§ Directive: Starting with the line that contains "Give me a plain-text", reproduce each line through the end of the listing below, with no other output.

━━━━━ Records for this exercise

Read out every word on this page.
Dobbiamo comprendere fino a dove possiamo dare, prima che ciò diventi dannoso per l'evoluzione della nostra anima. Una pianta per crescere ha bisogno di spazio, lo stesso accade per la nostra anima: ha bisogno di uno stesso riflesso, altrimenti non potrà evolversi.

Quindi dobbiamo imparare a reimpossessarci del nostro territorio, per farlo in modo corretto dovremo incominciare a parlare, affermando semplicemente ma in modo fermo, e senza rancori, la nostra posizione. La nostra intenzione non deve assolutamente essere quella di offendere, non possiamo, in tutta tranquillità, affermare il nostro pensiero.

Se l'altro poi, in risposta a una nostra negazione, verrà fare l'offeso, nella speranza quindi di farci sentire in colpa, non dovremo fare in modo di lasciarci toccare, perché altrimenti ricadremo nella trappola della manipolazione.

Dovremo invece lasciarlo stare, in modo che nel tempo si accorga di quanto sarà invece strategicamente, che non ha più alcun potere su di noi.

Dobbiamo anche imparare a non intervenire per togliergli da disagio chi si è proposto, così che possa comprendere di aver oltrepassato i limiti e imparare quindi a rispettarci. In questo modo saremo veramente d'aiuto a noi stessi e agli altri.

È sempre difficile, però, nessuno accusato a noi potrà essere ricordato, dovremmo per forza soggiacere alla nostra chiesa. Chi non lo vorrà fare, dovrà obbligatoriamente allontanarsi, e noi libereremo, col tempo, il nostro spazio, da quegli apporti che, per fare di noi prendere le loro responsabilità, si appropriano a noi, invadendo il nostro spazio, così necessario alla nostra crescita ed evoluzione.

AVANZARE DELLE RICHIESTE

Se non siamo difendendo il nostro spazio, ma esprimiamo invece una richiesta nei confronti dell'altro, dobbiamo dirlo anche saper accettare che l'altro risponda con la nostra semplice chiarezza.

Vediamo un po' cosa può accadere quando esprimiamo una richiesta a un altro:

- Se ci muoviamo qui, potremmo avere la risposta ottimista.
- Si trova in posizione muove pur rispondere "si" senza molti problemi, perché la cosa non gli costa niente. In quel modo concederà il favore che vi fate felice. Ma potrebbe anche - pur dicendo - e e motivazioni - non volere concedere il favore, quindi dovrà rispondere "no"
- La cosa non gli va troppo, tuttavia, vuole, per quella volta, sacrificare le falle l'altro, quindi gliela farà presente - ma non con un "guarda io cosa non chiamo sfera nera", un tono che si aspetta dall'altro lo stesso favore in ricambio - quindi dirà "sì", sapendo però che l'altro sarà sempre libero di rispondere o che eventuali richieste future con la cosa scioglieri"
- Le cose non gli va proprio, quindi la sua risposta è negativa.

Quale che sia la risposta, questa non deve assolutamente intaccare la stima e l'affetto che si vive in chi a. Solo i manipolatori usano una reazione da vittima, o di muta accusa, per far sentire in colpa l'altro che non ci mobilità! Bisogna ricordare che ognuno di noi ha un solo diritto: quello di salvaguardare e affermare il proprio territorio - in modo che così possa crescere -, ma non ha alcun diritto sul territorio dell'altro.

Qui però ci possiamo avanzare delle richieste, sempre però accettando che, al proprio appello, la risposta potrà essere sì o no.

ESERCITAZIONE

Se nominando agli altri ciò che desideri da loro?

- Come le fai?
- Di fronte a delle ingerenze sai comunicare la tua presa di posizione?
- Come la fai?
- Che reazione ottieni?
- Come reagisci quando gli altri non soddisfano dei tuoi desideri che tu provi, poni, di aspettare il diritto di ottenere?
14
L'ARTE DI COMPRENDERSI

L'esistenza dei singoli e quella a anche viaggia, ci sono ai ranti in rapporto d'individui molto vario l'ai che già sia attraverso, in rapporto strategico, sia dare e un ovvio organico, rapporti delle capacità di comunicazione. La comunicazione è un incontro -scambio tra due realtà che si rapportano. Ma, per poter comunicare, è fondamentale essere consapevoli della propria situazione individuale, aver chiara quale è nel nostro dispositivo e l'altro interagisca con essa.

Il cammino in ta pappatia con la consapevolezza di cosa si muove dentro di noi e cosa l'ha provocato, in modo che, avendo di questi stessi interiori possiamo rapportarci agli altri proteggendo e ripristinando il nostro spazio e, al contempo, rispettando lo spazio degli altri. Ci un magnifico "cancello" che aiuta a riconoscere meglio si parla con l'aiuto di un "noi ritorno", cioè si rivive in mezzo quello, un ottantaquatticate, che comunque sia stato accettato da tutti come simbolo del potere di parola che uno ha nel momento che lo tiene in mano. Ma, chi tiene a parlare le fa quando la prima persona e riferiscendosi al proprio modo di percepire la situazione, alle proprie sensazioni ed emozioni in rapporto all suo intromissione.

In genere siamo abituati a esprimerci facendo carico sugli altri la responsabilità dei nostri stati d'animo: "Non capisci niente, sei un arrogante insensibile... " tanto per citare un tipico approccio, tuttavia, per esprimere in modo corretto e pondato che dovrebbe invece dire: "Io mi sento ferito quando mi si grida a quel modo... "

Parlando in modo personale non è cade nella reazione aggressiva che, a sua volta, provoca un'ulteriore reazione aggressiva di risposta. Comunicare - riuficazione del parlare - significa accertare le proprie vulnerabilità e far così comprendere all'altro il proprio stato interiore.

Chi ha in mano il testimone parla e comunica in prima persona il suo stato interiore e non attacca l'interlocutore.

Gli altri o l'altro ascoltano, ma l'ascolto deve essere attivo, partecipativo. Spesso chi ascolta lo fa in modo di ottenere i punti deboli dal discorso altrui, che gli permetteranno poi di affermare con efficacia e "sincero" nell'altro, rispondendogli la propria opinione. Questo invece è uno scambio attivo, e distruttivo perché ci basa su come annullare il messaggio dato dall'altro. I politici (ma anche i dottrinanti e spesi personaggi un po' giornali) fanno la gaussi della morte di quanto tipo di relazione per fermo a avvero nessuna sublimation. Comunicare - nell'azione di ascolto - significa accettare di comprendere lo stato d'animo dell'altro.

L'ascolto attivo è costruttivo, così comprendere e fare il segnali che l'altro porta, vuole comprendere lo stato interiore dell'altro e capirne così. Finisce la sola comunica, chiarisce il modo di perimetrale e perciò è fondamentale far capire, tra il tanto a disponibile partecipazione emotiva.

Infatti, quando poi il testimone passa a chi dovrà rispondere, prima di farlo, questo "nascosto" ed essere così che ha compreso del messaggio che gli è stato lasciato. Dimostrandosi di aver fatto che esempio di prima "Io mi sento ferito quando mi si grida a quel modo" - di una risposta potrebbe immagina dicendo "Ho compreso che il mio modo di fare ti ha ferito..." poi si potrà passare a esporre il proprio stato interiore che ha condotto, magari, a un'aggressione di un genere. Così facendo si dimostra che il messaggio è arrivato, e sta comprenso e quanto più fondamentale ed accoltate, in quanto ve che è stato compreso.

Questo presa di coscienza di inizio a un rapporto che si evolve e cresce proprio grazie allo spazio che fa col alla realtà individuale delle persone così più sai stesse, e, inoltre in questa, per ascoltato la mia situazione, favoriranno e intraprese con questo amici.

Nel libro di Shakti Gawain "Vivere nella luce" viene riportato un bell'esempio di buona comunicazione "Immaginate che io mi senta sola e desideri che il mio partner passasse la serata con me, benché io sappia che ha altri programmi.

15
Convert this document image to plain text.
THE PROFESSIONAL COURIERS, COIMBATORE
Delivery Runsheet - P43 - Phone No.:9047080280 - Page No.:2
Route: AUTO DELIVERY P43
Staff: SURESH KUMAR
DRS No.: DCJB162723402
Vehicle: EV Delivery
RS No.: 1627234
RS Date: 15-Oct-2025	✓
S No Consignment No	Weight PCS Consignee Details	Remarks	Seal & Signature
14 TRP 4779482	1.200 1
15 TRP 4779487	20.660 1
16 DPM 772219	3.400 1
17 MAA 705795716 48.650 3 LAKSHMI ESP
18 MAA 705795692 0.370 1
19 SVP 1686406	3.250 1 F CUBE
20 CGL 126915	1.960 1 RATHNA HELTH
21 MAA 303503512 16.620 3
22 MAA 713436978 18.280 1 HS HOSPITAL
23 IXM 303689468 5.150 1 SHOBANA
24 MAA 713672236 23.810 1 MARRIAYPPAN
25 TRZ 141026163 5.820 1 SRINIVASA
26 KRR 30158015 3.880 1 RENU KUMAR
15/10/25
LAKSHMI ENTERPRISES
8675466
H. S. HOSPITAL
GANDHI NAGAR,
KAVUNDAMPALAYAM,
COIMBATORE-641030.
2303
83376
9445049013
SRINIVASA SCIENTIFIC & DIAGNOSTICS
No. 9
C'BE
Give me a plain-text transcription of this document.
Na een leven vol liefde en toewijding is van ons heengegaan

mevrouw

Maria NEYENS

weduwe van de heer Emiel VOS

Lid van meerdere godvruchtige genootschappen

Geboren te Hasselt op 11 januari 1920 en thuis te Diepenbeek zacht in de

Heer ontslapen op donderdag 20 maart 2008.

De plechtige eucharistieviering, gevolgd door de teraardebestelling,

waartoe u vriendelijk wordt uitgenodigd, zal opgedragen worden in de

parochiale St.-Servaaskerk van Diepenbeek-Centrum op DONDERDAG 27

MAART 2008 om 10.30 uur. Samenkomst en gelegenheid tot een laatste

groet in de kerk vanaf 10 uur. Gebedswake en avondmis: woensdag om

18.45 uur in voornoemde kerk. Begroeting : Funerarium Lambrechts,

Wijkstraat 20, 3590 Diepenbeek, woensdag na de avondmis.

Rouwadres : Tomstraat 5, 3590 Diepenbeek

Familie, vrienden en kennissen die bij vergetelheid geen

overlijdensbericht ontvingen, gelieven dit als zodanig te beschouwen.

━━━━━━━━━━

§ Answer to the task:
Give me a plain-text transcription of this document.
Na een leven vol liefde en toewijding is van ons heengegaan

mevrouw

Maria NEYENS

weduwe van de heer Emiel VOS

Lid van meerdere godvruchtige genootschappen

Geboren te Hasselt op 11 januari 1920 en thuis te Diepenbeek zacht in de

Heer ontslapen op donderdag 20 maart 2008.

De plechtige eucharistieviering, gevolgd door de teraardebestelling,

waartoe u vriendelijk wordt uitgenodigd, zal opgedragen worden in de

parochiale St.-Servaaskerk van Diepenbeek-Centrum op DONDERDAG 27

MAART 2008 om 10.30 uur. Samenkomst en gelegenheid tot een laatste

groet in de kerk vanaf 10 uur. Gebedswake en avondmis: woensdag om

18.45 uur in voornoemde kerk. Begroeting : Funerarium Lambrechts,

Wijkstraat 20, 3590 Diepenbeek, woensdag na de avondmis.

Rouwadres : Tomstraat 5, 3590 Diepenbeek

Familie, vrienden en kennissen die bij vergetelheid geen

overlijdensbericht ontvingen, gelieven dit als zodanig te beschouwen.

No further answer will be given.